• **Exercise**
Find the line that contains "Parse this screenshot: output" and print it and every line after it, exactly, please.

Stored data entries
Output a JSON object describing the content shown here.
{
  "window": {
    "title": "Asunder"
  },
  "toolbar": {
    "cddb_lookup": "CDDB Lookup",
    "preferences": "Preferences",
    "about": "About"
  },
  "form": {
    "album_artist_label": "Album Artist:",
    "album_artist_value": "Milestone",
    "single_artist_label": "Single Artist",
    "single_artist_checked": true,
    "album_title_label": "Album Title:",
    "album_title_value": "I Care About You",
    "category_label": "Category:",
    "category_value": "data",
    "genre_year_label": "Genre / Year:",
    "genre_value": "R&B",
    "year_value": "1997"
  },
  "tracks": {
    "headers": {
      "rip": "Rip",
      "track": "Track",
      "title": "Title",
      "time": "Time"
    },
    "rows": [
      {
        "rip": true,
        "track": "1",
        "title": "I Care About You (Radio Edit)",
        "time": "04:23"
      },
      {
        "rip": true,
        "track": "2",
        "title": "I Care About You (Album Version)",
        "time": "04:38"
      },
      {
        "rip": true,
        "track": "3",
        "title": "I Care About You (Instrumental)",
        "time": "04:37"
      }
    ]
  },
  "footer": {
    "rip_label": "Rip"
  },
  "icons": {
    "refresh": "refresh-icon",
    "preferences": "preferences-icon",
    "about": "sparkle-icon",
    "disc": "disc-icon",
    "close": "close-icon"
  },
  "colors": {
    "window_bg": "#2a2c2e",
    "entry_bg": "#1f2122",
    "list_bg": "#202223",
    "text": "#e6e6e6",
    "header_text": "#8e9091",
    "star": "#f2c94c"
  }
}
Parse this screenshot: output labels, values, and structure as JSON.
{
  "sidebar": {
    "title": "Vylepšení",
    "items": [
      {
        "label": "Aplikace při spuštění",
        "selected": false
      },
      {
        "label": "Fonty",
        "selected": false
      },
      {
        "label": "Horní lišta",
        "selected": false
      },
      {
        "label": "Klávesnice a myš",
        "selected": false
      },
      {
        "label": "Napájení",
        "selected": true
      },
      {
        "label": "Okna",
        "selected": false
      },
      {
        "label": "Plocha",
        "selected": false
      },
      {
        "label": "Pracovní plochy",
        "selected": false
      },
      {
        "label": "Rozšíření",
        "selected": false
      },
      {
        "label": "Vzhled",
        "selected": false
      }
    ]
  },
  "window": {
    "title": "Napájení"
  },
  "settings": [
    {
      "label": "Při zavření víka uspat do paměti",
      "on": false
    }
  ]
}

• **Answer**
Parse this screenshot: output labels, values, and structure as JSON.
{
  "sidebar": {
    "title": "Vylepšení",
    "items": [
      {
        "label": "Aplikace při spuštění",
        "selected": false
      },
      {
        "label": "Fonty",
        "selected": false
      },
      {
        "label": "Horní lišta",
        "selected": false
      },
      {
        "label": "Klávesnice a myš",
        "selected": false
      },
      {
        "label": "Napájení",
        "selected": true
      },
      {
        "label": "Okna",
        "selected": false
      },
      {
        "label": "Plocha",
        "selected": false
      },
      {
        "label": "Pracovní plochy",
        "selected": false
      },
      {
        "label": "Rozšíření",
        "selected": false
      },
      {
        "label": "Vzhled",
        "selected": false
      }
    ]
  },
  "window": {
    "title": "Napájení"
  },
  "settings": [
    {
      "label": "Při zavření víka uspat do paměti",
      "on": false
    }
  ]
}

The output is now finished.